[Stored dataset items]
"""

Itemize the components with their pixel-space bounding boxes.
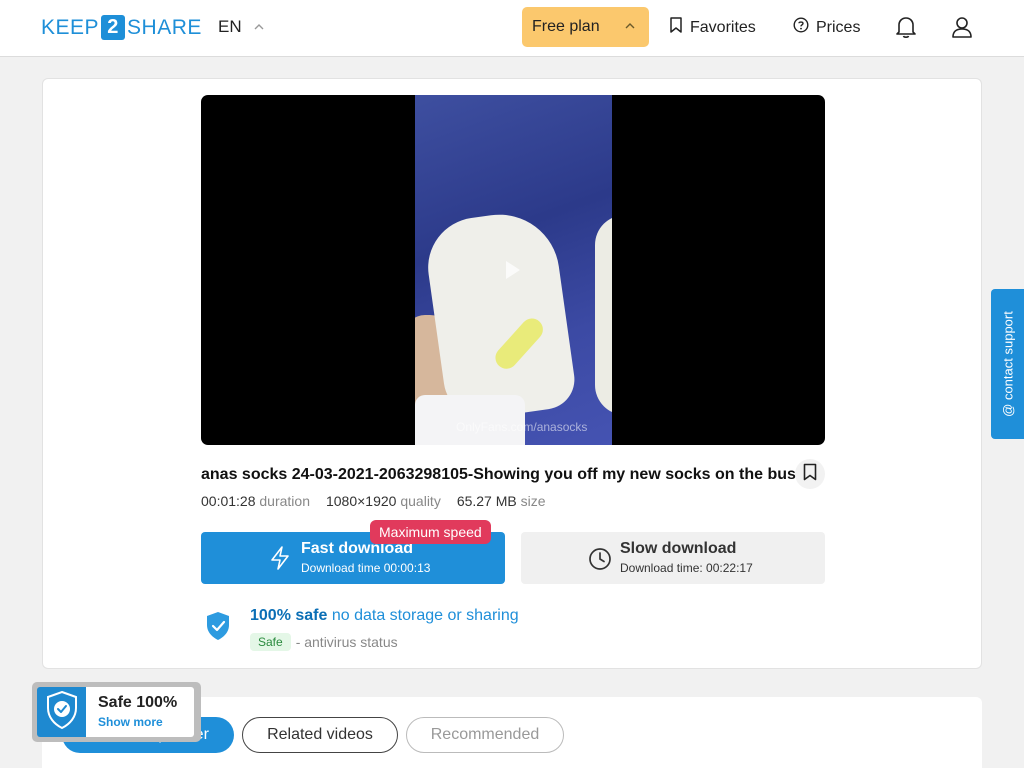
top-header: KEEP 2 SHARE EN Free plan Favorites Prices xyxy=(0,0,1024,57)
quality-label: quality xyxy=(400,493,441,509)
prices-label: Prices xyxy=(816,18,861,36)
show-more-link[interactable]: Show more xyxy=(98,715,163,729)
video-player[interactable]: OnlyFans.com/anasocks xyxy=(201,95,825,445)
help-circle-icon xyxy=(793,17,809,38)
file-card: OnlyFans.com/anasocks anas socks 24-03-2… xyxy=(42,78,982,669)
shield-check-icon xyxy=(46,690,78,734)
bookmark-button[interactable] xyxy=(795,459,825,489)
meta-quality: 1080×1920 quality xyxy=(326,493,441,509)
plan-button[interactable]: Free plan xyxy=(522,7,649,47)
user-account-icon[interactable] xyxy=(950,15,974,39)
contact-support-tab[interactable]: @ contact support xyxy=(991,289,1024,439)
language-label: EN xyxy=(218,17,242,36)
tab-recommended[interactable]: Recommended xyxy=(406,717,564,753)
nav-favorites[interactable]: Favorites xyxy=(669,17,756,38)
safety-rest: no data storage or sharing xyxy=(331,607,519,624)
clock-icon xyxy=(588,547,612,576)
safe-tag: Safe xyxy=(250,633,291,651)
antivirus-status-label: - antivirus status xyxy=(295,634,398,650)
logo-number: 2 xyxy=(101,15,126,40)
slow-download-button[interactable]: Slow download Download time: 00:22:17 xyxy=(521,532,825,584)
tab-related-videos[interactable]: Related videos xyxy=(242,717,398,753)
slow-download-time: Download time: 00:22:17 xyxy=(620,561,753,575)
slow-download-label: Slow download xyxy=(620,540,737,557)
safety-bold: 100% safe xyxy=(250,607,328,624)
bookmark-icon xyxy=(803,463,817,486)
meta-size: 65.27 MB size xyxy=(457,493,546,509)
logo-text-left: KEEP xyxy=(41,15,100,39)
safe-badge-widget[interactable]: Safe 100% Show more xyxy=(32,682,201,742)
safe-badge-title: Safe 100% xyxy=(98,694,178,711)
logo-text-right: SHARE xyxy=(127,15,202,39)
play-icon[interactable] xyxy=(506,261,520,279)
video-watermark: OnlyFans.com/anasocks xyxy=(456,420,588,434)
chevron-up-icon xyxy=(625,21,635,32)
fast-download-time: Download time 00:00:13 xyxy=(301,561,431,575)
notifications-bell-icon[interactable] xyxy=(894,15,918,39)
max-speed-badge: Maximum speed xyxy=(370,520,491,544)
file-title: anas socks 24-03-2021-2063298105-Showing… xyxy=(201,466,796,483)
safe-badge-shield xyxy=(37,687,86,737)
favorites-label: Favorites xyxy=(690,18,756,36)
duration-value: 00:01:28 xyxy=(201,493,256,509)
language-selector[interactable]: EN xyxy=(218,17,264,37)
size-label: size xyxy=(520,493,546,509)
plan-label: Free plan xyxy=(532,18,600,35)
shield-check-icon xyxy=(205,611,231,646)
file-meta: 00:01:28 duration 1080×1920 quality 65.2… xyxy=(201,493,546,509)
nav-prices[interactable]: Prices xyxy=(793,17,860,38)
bookmark-icon xyxy=(669,17,683,38)
lightning-icon xyxy=(269,546,291,575)
site-logo[interactable]: KEEP 2 SHARE xyxy=(41,15,202,40)
size-value: 65.27 MB xyxy=(456,493,517,509)
resolution-value: 1080×1920 xyxy=(325,493,397,509)
safe-badge-text: Safe 100% Show more xyxy=(86,687,194,737)
duration-label: duration xyxy=(259,493,310,509)
meta-duration: 00:01:28 duration xyxy=(201,493,310,509)
chevron-up-icon xyxy=(254,22,264,33)
antivirus-status: Safe - antivirus status xyxy=(250,633,398,651)
contact-support-label: @ contact support xyxy=(1000,311,1015,417)
safety-headline: 100% safe no data storage or sharing xyxy=(250,607,519,625)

"""

> [WORK TO BE COMPLETED]: Your copy should repeat each entry above exactly but contain no pictures.

> [EXERCISE RESULT]:
Itemize the components with their pixel-space bounding boxes.
top-header: KEEP 2 SHARE EN Free plan Favorites Prices xyxy=(0,0,1024,57)
quality-label: quality xyxy=(400,493,441,509)
prices-label: Prices xyxy=(816,18,861,36)
show-more-link[interactable]: Show more xyxy=(98,715,163,729)
video-player[interactable]: OnlyFans.com/anasocks xyxy=(201,95,825,445)
help-circle-icon xyxy=(793,17,809,38)
file-card: OnlyFans.com/anasocks anas socks 24-03-2… xyxy=(42,78,982,669)
shield-check-icon xyxy=(46,690,78,734)
bookmark-button[interactable] xyxy=(795,459,825,489)
meta-quality: 1080×1920 quality xyxy=(326,493,441,509)
plan-button[interactable]: Free plan xyxy=(522,7,649,47)
user-account-icon[interactable] xyxy=(950,15,974,39)
contact-support-tab[interactable]: @ contact support xyxy=(991,289,1024,439)
language-label: EN xyxy=(218,17,242,36)
tab-recommended[interactable]: Recommended xyxy=(406,717,564,753)
nav-favorites[interactable]: Favorites xyxy=(669,17,756,38)
safety-rest: no data storage or sharing xyxy=(331,607,519,624)
clock-icon xyxy=(588,547,612,576)
safe-tag: Safe xyxy=(250,633,291,651)
antivirus-status-label: - antivirus status xyxy=(295,634,398,650)
logo-number: 2 xyxy=(101,15,126,40)
slow-download-button[interactable]: Slow download Download time: 00:22:17 xyxy=(521,532,825,584)
tab-related-videos[interactable]: Related videos xyxy=(242,717,398,753)
slow-download-time: Download time: 00:22:17 xyxy=(620,561,753,575)
slow-download-label: Slow download xyxy=(620,540,737,557)
safety-bold: 100% safe xyxy=(250,607,328,624)
bookmark-icon xyxy=(803,463,817,486)
meta-size: 65.27 MB size xyxy=(457,493,546,509)
logo-text-left: KEEP xyxy=(41,15,100,39)
safe-badge-widget[interactable]: Safe 100% Show more xyxy=(32,682,201,742)
safe-badge-title: Safe 100% xyxy=(98,694,178,711)
logo-text-right: SHARE xyxy=(127,15,202,39)
play-icon[interactable] xyxy=(506,261,520,279)
video-watermark: OnlyFans.com/anasocks xyxy=(456,420,588,434)
chevron-up-icon xyxy=(625,21,635,32)
fast-download-time: Download time 00:00:13 xyxy=(301,561,431,575)
notifications-bell-icon[interactable] xyxy=(894,15,918,39)
max-speed-badge: Maximum speed xyxy=(370,520,491,544)
file-title: anas socks 24-03-2021-2063298105-Showing… xyxy=(201,466,796,483)
safe-badge-shield xyxy=(37,687,86,737)
favorites-label: Favorites xyxy=(690,18,756,36)
duration-value: 00:01:28 xyxy=(201,493,256,509)
language-selector[interactable]: EN xyxy=(218,17,264,37)
size-label: size xyxy=(520,493,546,509)
plan-label: Free plan xyxy=(532,18,600,35)
shield-check-icon xyxy=(205,611,231,646)
file-meta: 00:01:28 duration 1080×1920 quality 65.2… xyxy=(201,493,546,509)
nav-prices[interactable]: Prices xyxy=(793,17,860,38)
bookmark-icon xyxy=(669,17,683,38)
lightning-icon xyxy=(269,546,291,575)
site-logo[interactable]: KEEP 2 SHARE xyxy=(41,15,202,40)
size-value: 65.27 MB xyxy=(456,493,517,509)
resolution-value: 1080×1920 xyxy=(325,493,397,509)
safe-badge-text: Safe 100% Show more xyxy=(86,687,194,737)
duration-label: duration xyxy=(259,493,310,509)
meta-duration: 00:01:28 duration xyxy=(201,493,310,509)
chevron-up-icon xyxy=(254,22,264,33)
antivirus-status: Safe - antivirus status xyxy=(250,633,398,651)
contact-support-label: @ contact support xyxy=(1000,311,1015,417)
safety-headline: 100% safe no data storage or sharing xyxy=(250,607,519,625)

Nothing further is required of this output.